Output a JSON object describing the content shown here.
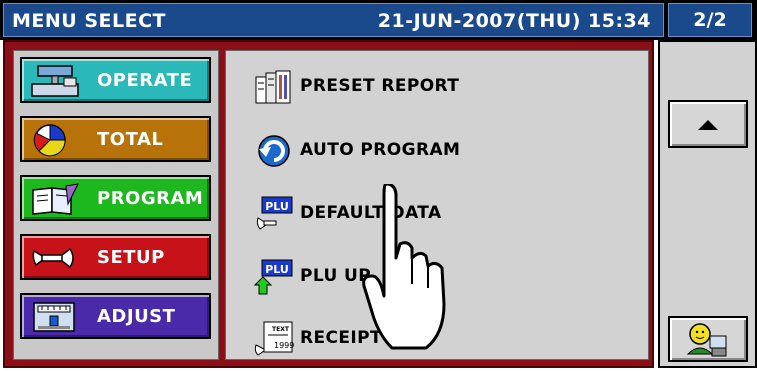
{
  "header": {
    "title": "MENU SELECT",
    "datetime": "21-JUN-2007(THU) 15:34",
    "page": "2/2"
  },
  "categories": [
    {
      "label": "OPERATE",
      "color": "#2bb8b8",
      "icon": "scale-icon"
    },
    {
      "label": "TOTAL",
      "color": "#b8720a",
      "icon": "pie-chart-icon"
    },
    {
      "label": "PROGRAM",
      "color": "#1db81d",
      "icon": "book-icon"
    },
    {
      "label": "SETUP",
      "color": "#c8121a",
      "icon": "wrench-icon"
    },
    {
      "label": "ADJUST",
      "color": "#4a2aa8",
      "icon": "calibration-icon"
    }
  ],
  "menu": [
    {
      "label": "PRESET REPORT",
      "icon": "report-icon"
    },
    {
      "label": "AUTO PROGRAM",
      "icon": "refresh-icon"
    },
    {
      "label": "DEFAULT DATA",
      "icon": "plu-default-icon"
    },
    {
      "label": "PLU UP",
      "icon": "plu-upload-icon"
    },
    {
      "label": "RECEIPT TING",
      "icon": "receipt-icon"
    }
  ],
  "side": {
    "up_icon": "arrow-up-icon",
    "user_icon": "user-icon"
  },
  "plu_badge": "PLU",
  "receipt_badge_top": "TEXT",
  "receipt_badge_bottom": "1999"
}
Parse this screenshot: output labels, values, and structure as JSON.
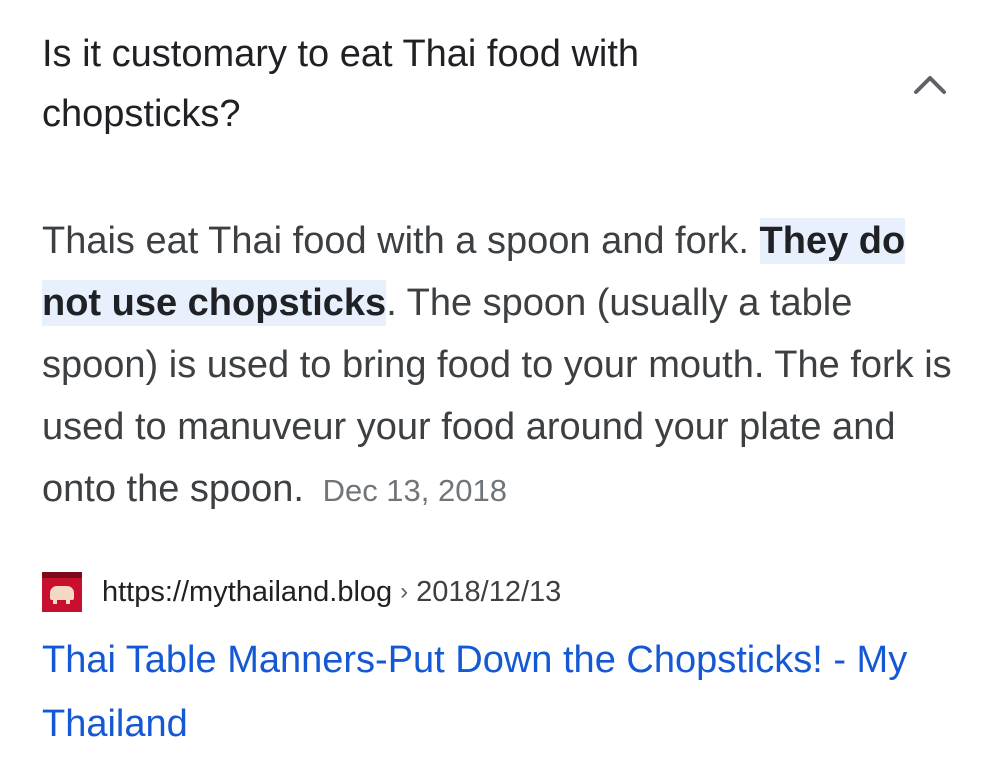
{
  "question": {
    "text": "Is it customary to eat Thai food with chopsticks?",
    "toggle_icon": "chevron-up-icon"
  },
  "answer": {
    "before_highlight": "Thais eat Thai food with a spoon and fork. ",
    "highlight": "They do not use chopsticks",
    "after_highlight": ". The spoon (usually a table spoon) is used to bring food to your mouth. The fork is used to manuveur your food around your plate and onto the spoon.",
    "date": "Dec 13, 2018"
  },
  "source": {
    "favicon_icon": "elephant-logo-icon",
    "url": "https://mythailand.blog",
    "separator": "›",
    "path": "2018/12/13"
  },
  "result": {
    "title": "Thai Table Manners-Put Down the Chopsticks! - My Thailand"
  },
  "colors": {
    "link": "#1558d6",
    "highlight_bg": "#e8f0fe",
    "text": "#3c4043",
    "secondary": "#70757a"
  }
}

━━━━━━

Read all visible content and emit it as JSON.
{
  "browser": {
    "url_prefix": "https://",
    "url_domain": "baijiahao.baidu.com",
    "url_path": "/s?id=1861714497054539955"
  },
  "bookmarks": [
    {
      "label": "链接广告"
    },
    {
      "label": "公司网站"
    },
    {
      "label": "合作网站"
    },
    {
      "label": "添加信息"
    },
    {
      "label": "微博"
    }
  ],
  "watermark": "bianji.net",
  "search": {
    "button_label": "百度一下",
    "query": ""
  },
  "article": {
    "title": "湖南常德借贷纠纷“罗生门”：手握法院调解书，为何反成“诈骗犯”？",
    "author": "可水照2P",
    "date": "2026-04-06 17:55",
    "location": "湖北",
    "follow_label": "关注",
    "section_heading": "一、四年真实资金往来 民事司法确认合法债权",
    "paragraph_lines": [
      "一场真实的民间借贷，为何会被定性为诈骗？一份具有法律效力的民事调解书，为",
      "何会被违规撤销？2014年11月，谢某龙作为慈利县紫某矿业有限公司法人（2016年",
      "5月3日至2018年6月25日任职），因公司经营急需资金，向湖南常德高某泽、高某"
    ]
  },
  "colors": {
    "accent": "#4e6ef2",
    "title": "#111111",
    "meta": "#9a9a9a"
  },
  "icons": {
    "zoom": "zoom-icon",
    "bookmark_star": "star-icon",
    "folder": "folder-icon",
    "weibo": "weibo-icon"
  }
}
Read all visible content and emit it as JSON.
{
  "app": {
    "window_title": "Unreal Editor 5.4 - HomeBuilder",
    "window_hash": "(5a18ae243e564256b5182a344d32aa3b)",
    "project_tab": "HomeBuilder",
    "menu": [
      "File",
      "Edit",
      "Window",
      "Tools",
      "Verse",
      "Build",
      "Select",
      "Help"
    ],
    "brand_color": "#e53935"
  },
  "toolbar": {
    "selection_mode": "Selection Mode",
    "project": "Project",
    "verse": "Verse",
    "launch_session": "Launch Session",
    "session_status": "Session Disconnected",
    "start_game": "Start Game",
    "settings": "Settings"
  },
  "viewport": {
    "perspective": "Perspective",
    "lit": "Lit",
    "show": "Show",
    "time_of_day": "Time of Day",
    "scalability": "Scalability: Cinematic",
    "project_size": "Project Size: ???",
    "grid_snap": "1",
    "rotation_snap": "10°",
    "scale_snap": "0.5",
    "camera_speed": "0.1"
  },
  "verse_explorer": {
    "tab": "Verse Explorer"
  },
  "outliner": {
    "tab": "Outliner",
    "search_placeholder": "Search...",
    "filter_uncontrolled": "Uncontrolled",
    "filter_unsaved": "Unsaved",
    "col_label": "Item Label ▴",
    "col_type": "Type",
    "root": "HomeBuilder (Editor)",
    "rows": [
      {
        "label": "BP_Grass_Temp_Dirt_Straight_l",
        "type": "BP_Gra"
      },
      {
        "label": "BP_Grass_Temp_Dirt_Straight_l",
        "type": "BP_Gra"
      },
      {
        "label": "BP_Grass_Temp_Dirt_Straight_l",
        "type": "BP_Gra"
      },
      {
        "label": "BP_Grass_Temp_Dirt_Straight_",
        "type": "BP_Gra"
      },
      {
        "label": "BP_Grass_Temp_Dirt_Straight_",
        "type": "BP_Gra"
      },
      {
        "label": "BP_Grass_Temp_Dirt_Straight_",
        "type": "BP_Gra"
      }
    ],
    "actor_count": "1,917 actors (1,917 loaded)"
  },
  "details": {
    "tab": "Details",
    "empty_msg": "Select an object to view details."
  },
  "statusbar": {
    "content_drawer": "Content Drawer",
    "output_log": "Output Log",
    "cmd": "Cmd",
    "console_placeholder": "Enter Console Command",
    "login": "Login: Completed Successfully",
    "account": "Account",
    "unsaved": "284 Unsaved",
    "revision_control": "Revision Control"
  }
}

━━━━━━

• **To do**
Check each line above for the word "spoon" and say how many have it, with nothing else.

• **Response**
2